PROBLEM DETAILS:
Write out all of the entries exactly as given.

•••

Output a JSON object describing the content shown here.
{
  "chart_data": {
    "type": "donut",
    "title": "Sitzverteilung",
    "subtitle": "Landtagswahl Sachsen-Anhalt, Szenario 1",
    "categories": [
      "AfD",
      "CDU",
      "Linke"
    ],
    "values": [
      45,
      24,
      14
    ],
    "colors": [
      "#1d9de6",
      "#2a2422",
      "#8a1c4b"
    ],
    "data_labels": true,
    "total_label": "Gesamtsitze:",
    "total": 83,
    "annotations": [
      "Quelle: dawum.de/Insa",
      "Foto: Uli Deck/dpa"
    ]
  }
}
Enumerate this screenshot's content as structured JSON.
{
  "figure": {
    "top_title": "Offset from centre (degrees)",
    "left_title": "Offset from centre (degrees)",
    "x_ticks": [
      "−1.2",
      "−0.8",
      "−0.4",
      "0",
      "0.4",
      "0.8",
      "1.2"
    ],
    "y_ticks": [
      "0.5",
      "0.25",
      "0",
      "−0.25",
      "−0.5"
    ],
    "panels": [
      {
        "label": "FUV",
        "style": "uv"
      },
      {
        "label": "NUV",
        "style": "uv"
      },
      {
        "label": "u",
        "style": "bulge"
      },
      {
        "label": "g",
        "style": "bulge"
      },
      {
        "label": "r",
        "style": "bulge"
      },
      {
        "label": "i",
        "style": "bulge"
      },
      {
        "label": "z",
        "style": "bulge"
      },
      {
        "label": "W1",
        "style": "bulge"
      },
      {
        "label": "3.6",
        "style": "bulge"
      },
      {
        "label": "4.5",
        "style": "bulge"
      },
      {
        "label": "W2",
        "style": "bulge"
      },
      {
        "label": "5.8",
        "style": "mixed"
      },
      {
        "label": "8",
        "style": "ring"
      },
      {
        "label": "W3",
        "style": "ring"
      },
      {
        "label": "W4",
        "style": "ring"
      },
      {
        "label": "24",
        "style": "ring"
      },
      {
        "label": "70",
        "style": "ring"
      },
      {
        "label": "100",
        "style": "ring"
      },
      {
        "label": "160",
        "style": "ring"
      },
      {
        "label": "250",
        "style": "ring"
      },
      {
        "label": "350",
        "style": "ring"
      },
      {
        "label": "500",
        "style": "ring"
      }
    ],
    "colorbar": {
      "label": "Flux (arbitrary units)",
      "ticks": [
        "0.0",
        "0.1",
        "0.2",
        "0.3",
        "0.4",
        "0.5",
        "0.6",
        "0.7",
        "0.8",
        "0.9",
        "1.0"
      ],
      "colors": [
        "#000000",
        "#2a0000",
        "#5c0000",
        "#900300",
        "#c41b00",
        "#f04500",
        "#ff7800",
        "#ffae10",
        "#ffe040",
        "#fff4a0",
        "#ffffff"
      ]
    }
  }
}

•••

RESULT FOR THIS TASK:
Output a JSON object describing the content shown here.
{
  "chart_data": {
    "type": "donut",
    "title": "Sitzverteilung",
    "subtitle": "Landtagswahl Sachsen-Anhalt, Szenario 1",
    "categories": [
      "AfD",
      "CDU",
      "Linke"
    ],
    "values": [
      45,
      24,
      14
    ],
    "colors": [
      "#1d9de6",
      "#2a2422",
      "#8a1c4b"
    ],
    "data_labels": true,
    "total_label": "Gesamtsitze:",
    "total": 83,
    "annotations": [
      "Quelle: dawum.de/Insa",
      "Foto: Uli Deck/dpa"
    ]
  }
}
Enumerate this screenshot's content as structured JSON.
{
  "figure": {
    "top_title": "Offset from centre (degrees)",
    "left_title": "Offset from centre (degrees)",
    "x_ticks": [
      "−1.2",
      "−0.8",
      "−0.4",
      "0",
      "0.4",
      "0.8",
      "1.2"
    ],
    "y_ticks": [
      "0.5",
      "0.25",
      "0",
      "−0.25",
      "−0.5"
    ],
    "panels": [
      {
        "label": "FUV",
        "style": "uv"
      },
      {
        "label": "NUV",
        "style": "uv"
      },
      {
        "label": "u",
        "style": "bulge"
      },
      {
        "label": "g",
        "style": "bulge"
      },
      {
        "label": "r",
        "style": "bulge"
      },
      {
        "label": "i",
        "style": "bulge"
      },
      {
        "label": "z",
        "style": "bulge"
      },
      {
        "label": "W1",
        "style": "bulge"
      },
      {
        "label": "3.6",
        "style": "bulge"
      },
      {
        "label": "4.5",
        "style": "bulge"
      },
      {
        "label": "W2",
        "style": "bulge"
      },
      {
        "label": "5.8",
        "style": "mixed"
      },
      {
        "label": "8",
        "style": "ring"
      },
      {
        "label": "W3",
        "style": "ring"
      },
      {
        "label": "W4",
        "style": "ring"
      },
      {
        "label": "24",
        "style": "ring"
      },
      {
        "label": "70",
        "style": "ring"
      },
      {
        "label": "100",
        "style": "ring"
      },
      {
        "label": "160",
        "style": "ring"
      },
      {
        "label": "250",
        "style": "ring"
      },
      {
        "label": "350",
        "style": "ring"
      },
      {
        "label": "500",
        "style": "ring"
      }
    ],
    "colorbar": {
      "label": "Flux (arbitrary units)",
      "ticks": [
        "0.0",
        "0.1",
        "0.2",
        "0.3",
        "0.4",
        "0.5",
        "0.6",
        "0.7",
        "0.8",
        "0.9",
        "1.0"
      ],
      "colors": [
        "#000000",
        "#2a0000",
        "#5c0000",
        "#900300",
        "#c41b00",
        "#f04500",
        "#ff7800",
        "#ffae10",
        "#ffe040",
        "#fff4a0",
        "#ffffff"
      ]
    }
  }
}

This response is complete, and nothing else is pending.